══ Given entries ══
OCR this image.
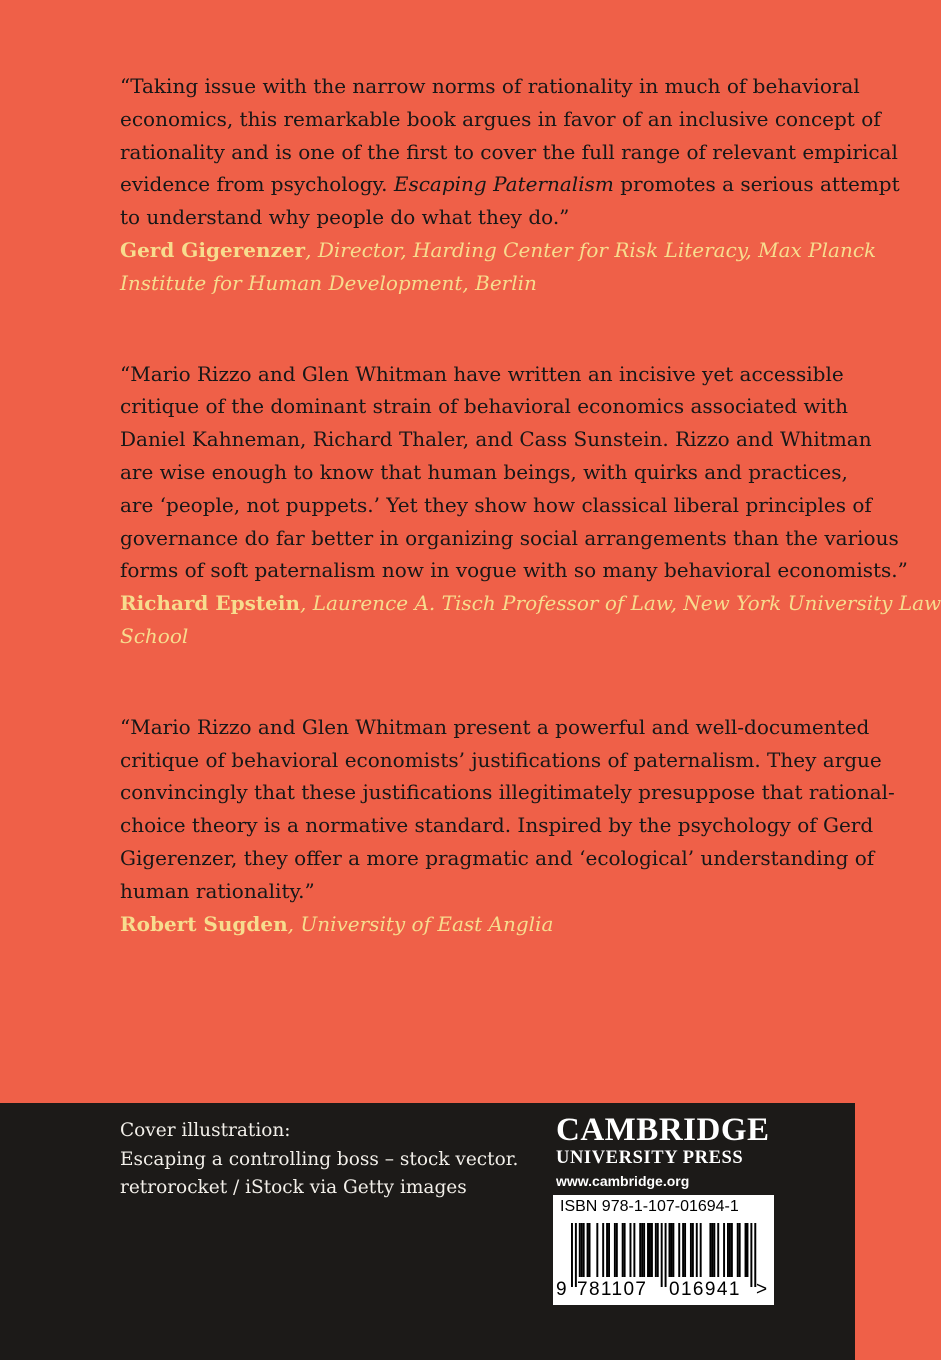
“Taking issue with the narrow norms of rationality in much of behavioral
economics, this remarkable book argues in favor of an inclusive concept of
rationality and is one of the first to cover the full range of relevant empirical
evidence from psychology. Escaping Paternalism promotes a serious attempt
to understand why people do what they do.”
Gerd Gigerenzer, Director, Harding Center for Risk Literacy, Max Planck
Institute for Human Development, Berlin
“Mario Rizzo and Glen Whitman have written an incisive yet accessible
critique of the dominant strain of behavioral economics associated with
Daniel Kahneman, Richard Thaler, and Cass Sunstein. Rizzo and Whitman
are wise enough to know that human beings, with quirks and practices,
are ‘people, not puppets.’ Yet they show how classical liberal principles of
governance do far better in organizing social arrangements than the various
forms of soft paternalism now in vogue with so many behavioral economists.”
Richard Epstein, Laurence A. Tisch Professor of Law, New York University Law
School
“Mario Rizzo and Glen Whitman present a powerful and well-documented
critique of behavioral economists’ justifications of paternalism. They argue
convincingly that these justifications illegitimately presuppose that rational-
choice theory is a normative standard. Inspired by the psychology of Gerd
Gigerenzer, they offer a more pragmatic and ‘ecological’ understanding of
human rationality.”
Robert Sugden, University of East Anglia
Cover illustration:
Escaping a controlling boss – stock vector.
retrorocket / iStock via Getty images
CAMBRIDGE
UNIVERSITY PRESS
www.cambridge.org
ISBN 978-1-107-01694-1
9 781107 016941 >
═══
## What is being asked
Read the data above. Pull out each line in which the string "behavioral" appears.

## Expected answer
“Taking issue with the narrow norms of rationality in much of behavioral
critique of the dominant strain of behavioral economics associated with
forms of soft paternalism now in vogue with so many behavioral economists.”
critique of behavioral economists’ justifications of paternalism. They argue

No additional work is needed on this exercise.